__What this task involves__
The answer should consist of each line below that contains the word "threats".

Stored data
━━━━━━━━

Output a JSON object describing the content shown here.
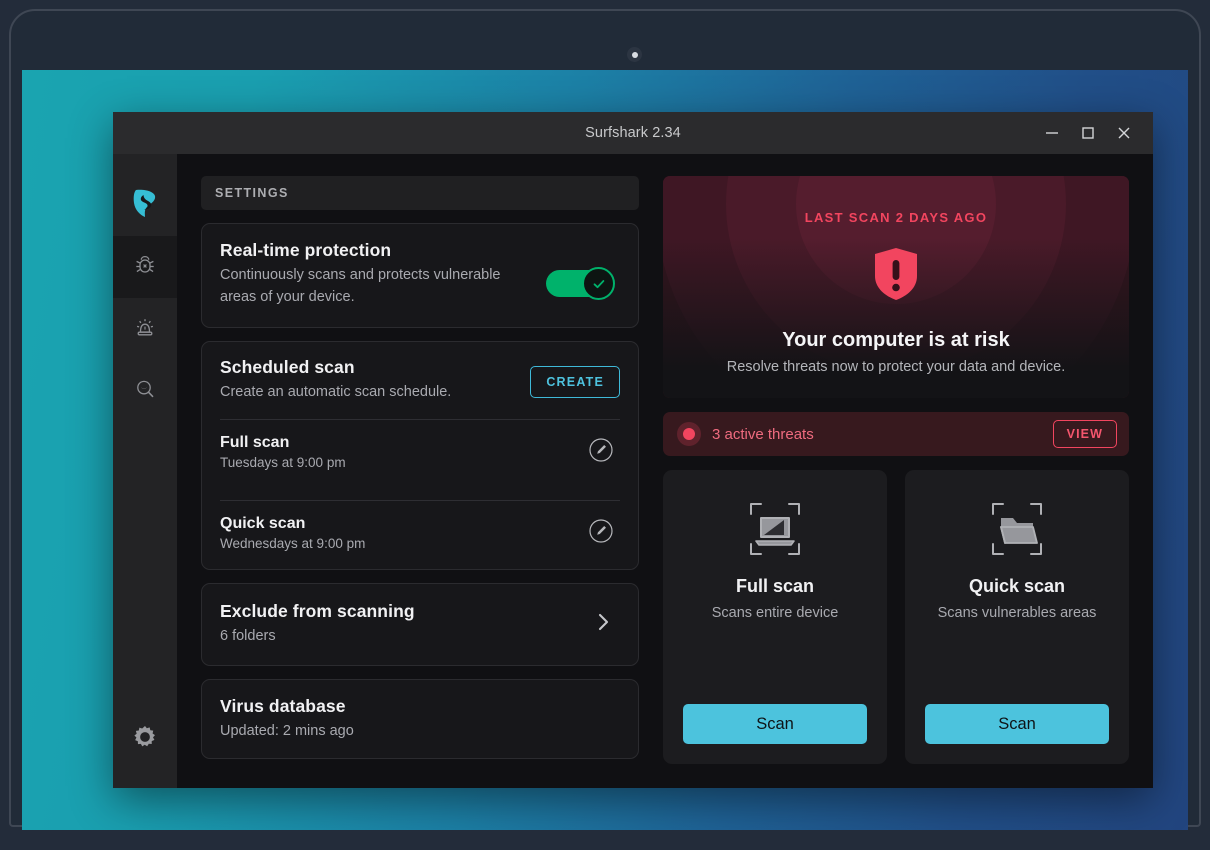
{
  "window": {
    "title": "Surfshark 2.34",
    "controls": [
      {
        "name": "minimize",
        "label": "–"
      },
      {
        "name": "maximize",
        "label": "□"
      },
      {
        "name": "close",
        "label": "✕"
      }
    ]
  },
  "sidebar": {
    "items": [
      {
        "icon": "surfshark-logo-icon",
        "label": "Surfshark",
        "active": false
      },
      {
        "icon": "bug-icon",
        "label": "Antivirus",
        "active": true
      },
      {
        "icon": "alert-siren-icon",
        "label": "Alert",
        "active": false
      },
      {
        "icon": "search-shark-icon",
        "label": "Search",
        "active": false
      }
    ],
    "bottom": {
      "icon": "gear-icon",
      "label": "Settings"
    }
  },
  "settings": {
    "header": "SETTINGS",
    "realtime": {
      "title": "Real-time protection",
      "description": "Continuously scans and protects vulnerable areas of your device.",
      "toggle_on": true
    },
    "scheduled": {
      "title": "Scheduled scan",
      "description": "Create an automatic scan schedule.",
      "create_label": "CREATE",
      "rows": [
        {
          "name": "Full scan",
          "when": "Tuesdays at 9:00 pm"
        },
        {
          "name": "Quick scan",
          "when": "Wednesdays at 9:00 pm"
        }
      ]
    },
    "exclude": {
      "title": "Exclude from scanning",
      "description": "6 folders"
    },
    "database": {
      "title": "Virus database",
      "description": "Updated: 2 mins ago"
    }
  },
  "status": {
    "last_scan": "LAST SCAN 2 DAYS AGO",
    "risk_title": "Your computer is at risk",
    "risk_description": "Resolve threats now to protect your data and device.",
    "threats": {
      "label": "3 active threats",
      "count": 3,
      "view_label": "VIEW"
    },
    "scans": [
      {
        "icon": "laptop-scan-icon",
        "title": "Full scan",
        "description": "Scans entire device",
        "button": "Scan"
      },
      {
        "icon": "folder-scan-icon",
        "title": "Quick scan",
        "description": "Scans vulnerables areas",
        "button": "Scan"
      }
    ]
  },
  "colors": {
    "accent_teal": "#4cc3dd",
    "brand_teal": "#36b9cf",
    "danger_red": "#f2455f",
    "toggle_green": "#00b26b",
    "window_bg": "#0c0c0e"
  }
}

━━━━━━━━

__Completed task__
    "risk_description": "Resolve threats now to protect your data and device.",
    "threats": {
      "label": "3 active threats",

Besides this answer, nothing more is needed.